Problem details> Give the number of lines in the data that hold the string "username". Nothing else is needed.

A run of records
########

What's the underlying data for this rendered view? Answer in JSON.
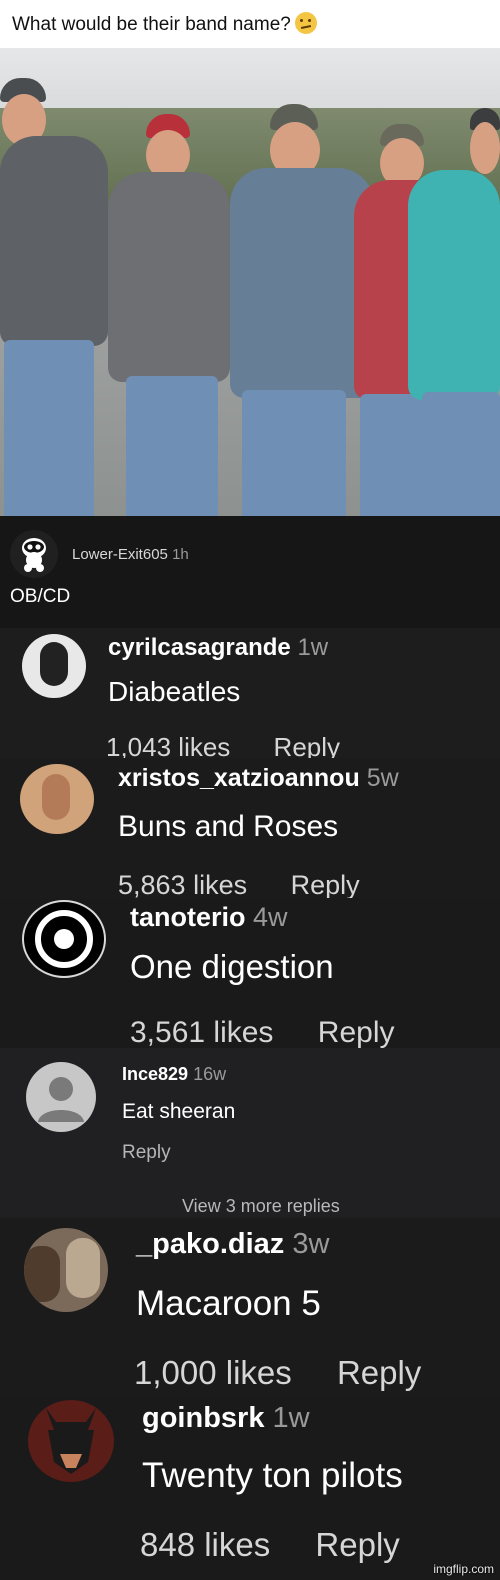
{
  "post": {
    "title": "What would be their band name?",
    "emoji": "thinking-face-icon"
  },
  "top_comment": {
    "username": "Lower-Exit605",
    "age": "1h",
    "text": "OB/CD"
  },
  "comments": [
    {
      "username": "cyrilcasagrande",
      "age": "1w",
      "text": "Diabeatles",
      "likes": "1,043 likes",
      "reply": "Reply"
    },
    {
      "username": "xristos_xatzioannou",
      "age": "5w",
      "text": "Buns and Roses",
      "likes": "5,863 likes",
      "reply": "Reply"
    },
    {
      "username": "tanoterio",
      "age": "4w",
      "text": "One digestion",
      "likes": "3,561 likes",
      "reply": "Reply"
    },
    {
      "username": "Ince829",
      "age": "16w",
      "text": "Eat sheeran",
      "reply": "Reply",
      "view_more": "View 3 more replies"
    },
    {
      "username": "_pako.diaz",
      "age": "3w",
      "text": "Macaroon 5",
      "likes": "1,000 likes",
      "reply": "Reply"
    },
    {
      "username": "goinbsrk",
      "age": "1w",
      "text": "Twenty ton pilots",
      "likes": "848 likes",
      "reply": "Reply"
    }
  ],
  "watermark": "imgflip.com",
  "colors": {
    "background": "#1c1c1c",
    "header": "#ffffff",
    "text": "#ffffff",
    "muted": "#9a9a9a"
  }
}
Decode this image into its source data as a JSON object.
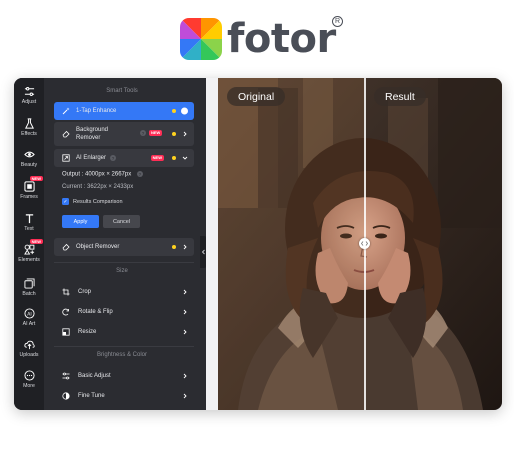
{
  "brand": {
    "name": "fotor",
    "registered_mark": "R"
  },
  "rail": {
    "items": [
      {
        "label": "Adjust",
        "icon": "sliders-icon",
        "is_new": false
      },
      {
        "label": "Effects",
        "icon": "flask-icon",
        "is_new": false
      },
      {
        "label": "Beauty",
        "icon": "eye-icon",
        "is_new": false
      },
      {
        "label": "Frames",
        "icon": "frame-icon",
        "is_new": true
      },
      {
        "label": "Text",
        "icon": "text-icon",
        "is_new": false
      },
      {
        "label": "Elements",
        "icon": "shapes-icon",
        "is_new": true
      },
      {
        "label": "Batch",
        "icon": "batch-icon",
        "is_new": false
      },
      {
        "label": "AI Art",
        "icon": "ai-art-icon",
        "is_new": false
      },
      {
        "label": "Uploads",
        "icon": "cloud-upload-icon",
        "is_new": false
      },
      {
        "label": "More",
        "icon": "more-icon",
        "is_new": false
      }
    ],
    "new_badge": "NEW"
  },
  "panel": {
    "smart_tools_title": "Smart Tools",
    "one_tap": "1-Tap Enhance",
    "bg_remover_line1": "Background",
    "bg_remover_line2": "Remover",
    "ai_enlarger": "AI Enlarger",
    "new_tag": "NEW",
    "output": "Output : 4000px × 2667px",
    "current": "Current : 3622px × 2433px",
    "results_comparison": "Results Comparison",
    "apply": "Apply",
    "cancel": "Cancel",
    "object_remover": "Object Remover",
    "size_title": "Size",
    "crop": "Crop",
    "rotate_flip": "Rotate & Flip",
    "resize": "Resize",
    "brightness_title": "Brightness & Color",
    "basic_adjust": "Basic Adjust",
    "fine_tune": "Fine Tune"
  },
  "canvas": {
    "label_left": "Original",
    "label_right": "Result"
  },
  "colors": {
    "accent": "#3478f6",
    "new_badge": "#ff2d55",
    "indicator": "#ffd21f",
    "panel_bg": "#2b2c31",
    "rail_bg": "#1f2024"
  }
}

########

Output for this exercise> 7